-- BEGIN Records provided --

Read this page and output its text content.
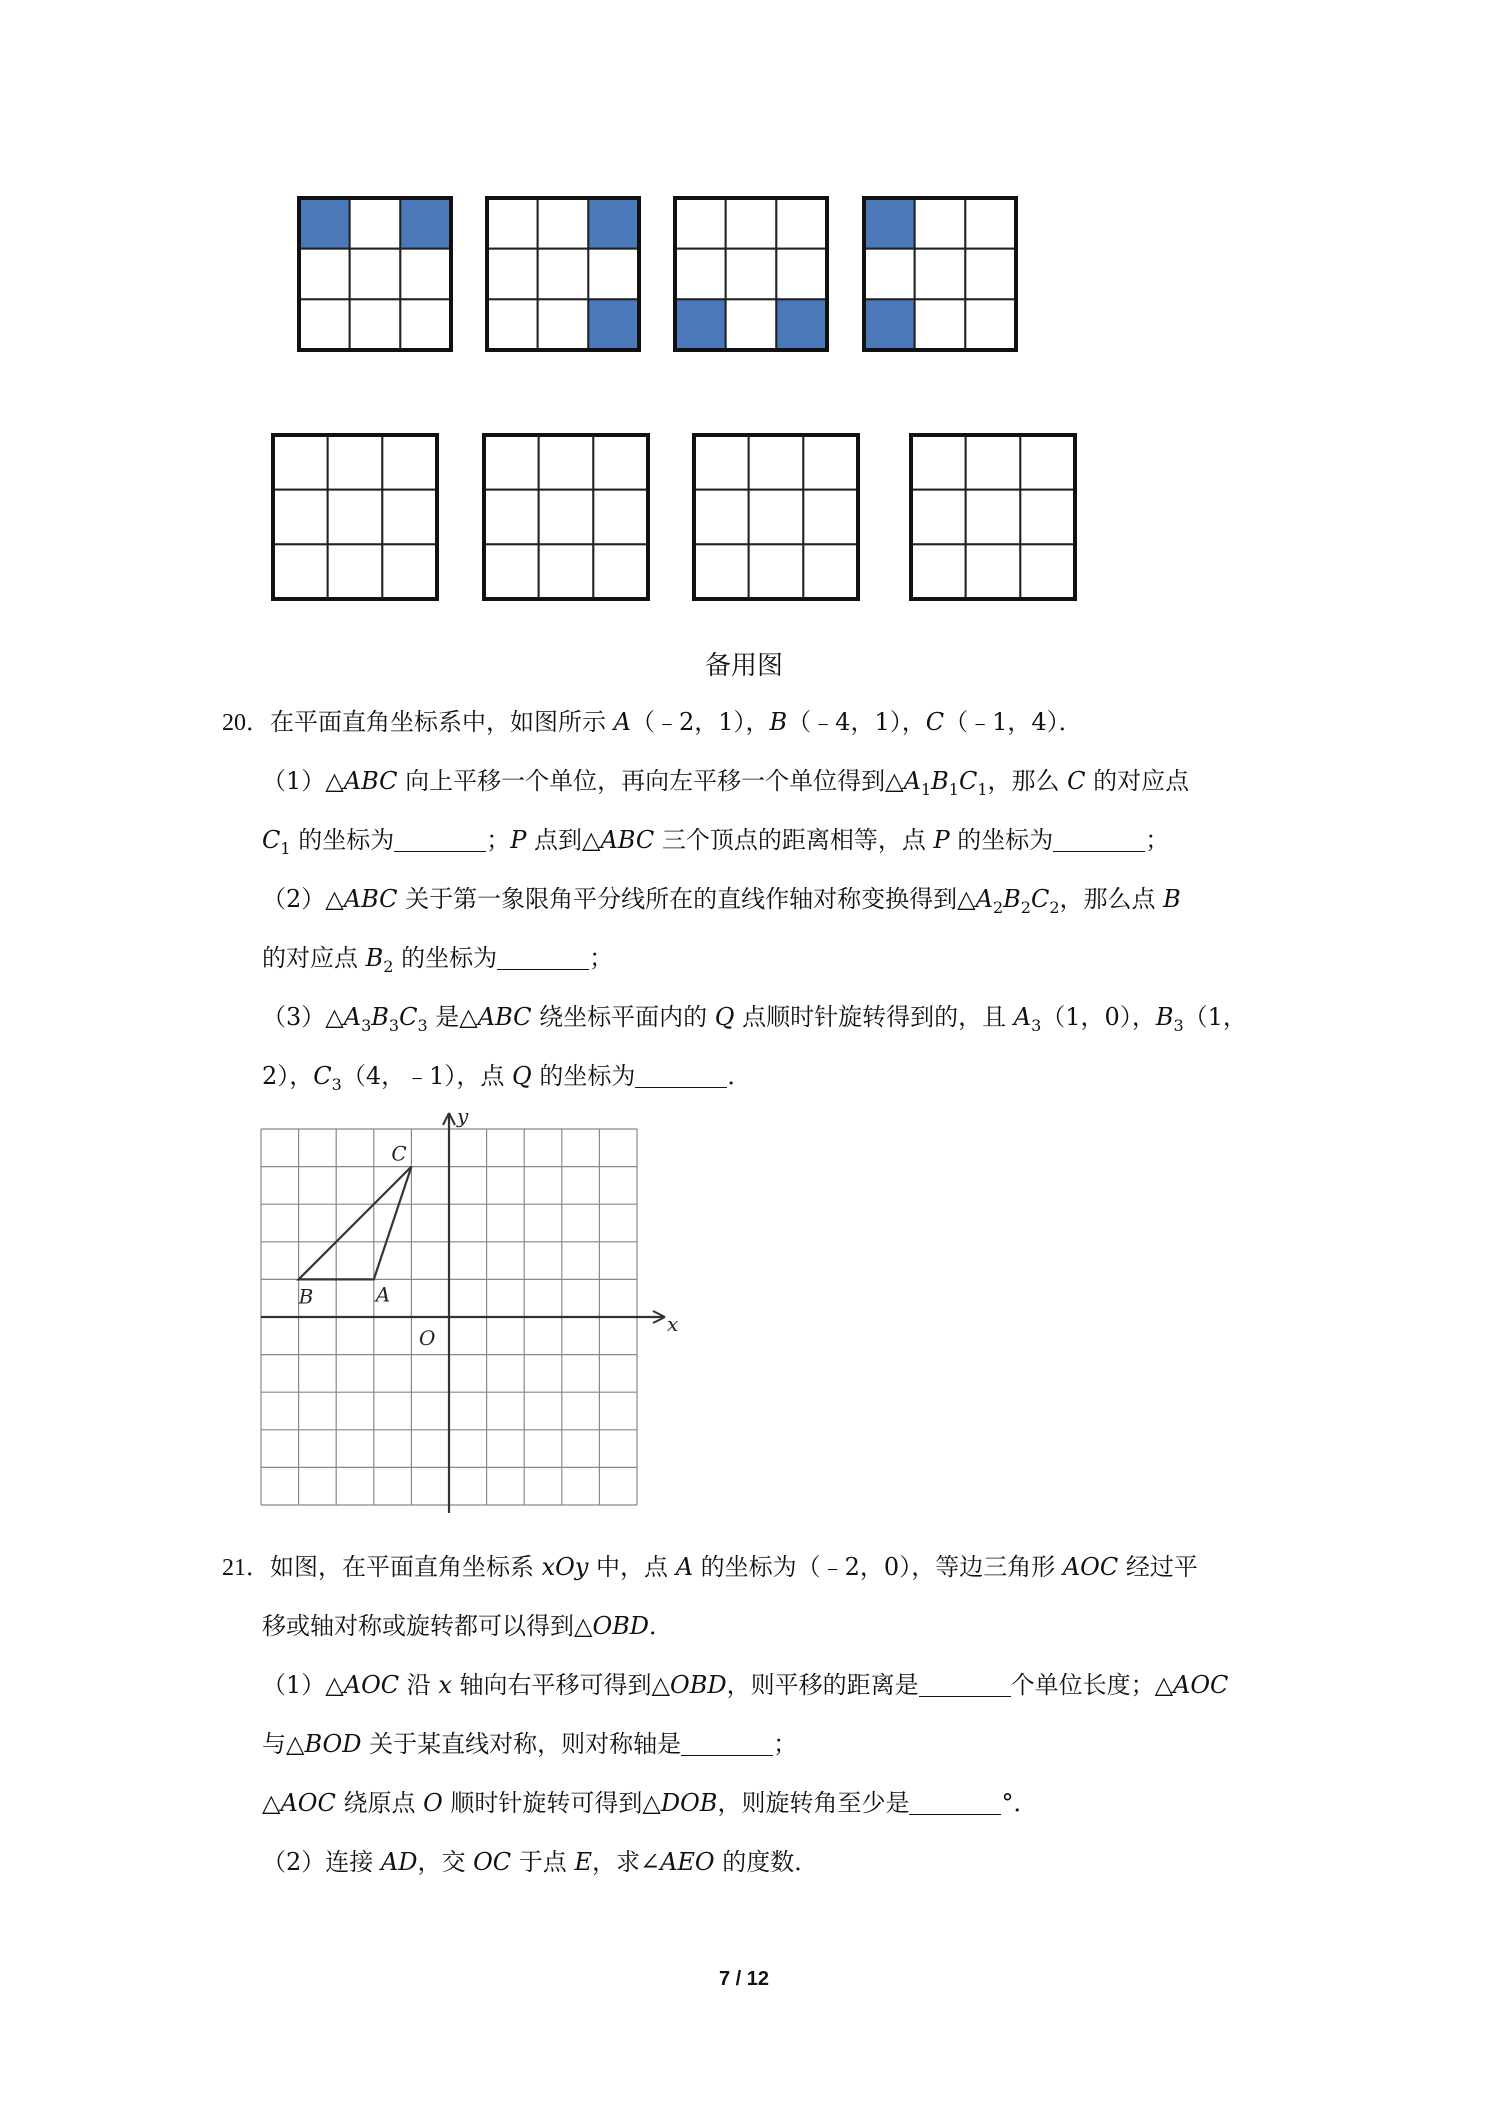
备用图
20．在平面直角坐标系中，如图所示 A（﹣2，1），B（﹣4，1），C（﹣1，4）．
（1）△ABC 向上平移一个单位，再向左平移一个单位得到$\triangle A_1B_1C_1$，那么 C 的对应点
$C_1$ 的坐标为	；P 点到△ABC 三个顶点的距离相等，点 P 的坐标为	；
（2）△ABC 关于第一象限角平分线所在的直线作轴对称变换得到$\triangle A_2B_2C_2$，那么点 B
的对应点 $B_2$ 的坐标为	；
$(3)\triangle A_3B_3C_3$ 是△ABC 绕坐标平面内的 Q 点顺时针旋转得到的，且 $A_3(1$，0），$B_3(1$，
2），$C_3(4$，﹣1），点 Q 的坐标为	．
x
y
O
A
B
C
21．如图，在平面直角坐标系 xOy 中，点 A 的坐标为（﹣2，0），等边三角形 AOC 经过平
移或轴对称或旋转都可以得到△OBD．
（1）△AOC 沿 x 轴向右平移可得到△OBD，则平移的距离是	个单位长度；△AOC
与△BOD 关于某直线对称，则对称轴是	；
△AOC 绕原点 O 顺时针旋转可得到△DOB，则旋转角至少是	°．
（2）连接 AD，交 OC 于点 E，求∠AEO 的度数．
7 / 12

-- END Records provided --

_Problem description_: Leave out every picture and copy the rest of the records exactly.

_Final result_:
Read this page and output its text content.
备用图
20．在平面直角坐标系中，如图所示 A（﹣2，1），B（﹣4，1），C（﹣1，4）．
（1）△ABC 向上平移一个单位，再向左平移一个单位得到$\triangle A_1B_1C_1$，那么 C 的对应点
$C_1$ 的坐标为	；P 点到△ABC 三个顶点的距离相等，点 P 的坐标为	；
（2）△ABC 关于第一象限角平分线所在的直线作轴对称变换得到$\triangle A_2B_2C_2$，那么点 B
的对应点 $B_2$ 的坐标为	；
$(3)\triangle A_3B_3C_3$ 是△ABC 绕坐标平面内的 Q 点顺时针旋转得到的，且 $A_3(1$，0），$B_3(1$，
2），$C_3(4$，﹣1），点 Q 的坐标为	．
x
y
O
A
B
C
21．如图，在平面直角坐标系 xOy 中，点 A 的坐标为（﹣2，0），等边三角形 AOC 经过平
移或轴对称或旋转都可以得到△OBD．
（1）△AOC 沿 x 轴向右平移可得到△OBD，则平移的距离是	个单位长度；△AOC
与△BOD 关于某直线对称，则对称轴是	；
△AOC 绕原点 O 顺时针旋转可得到△DOB，则旋转角至少是	°．
（2）连接 AD，交 OC 于点 E，求∠AEO 的度数．
7 / 12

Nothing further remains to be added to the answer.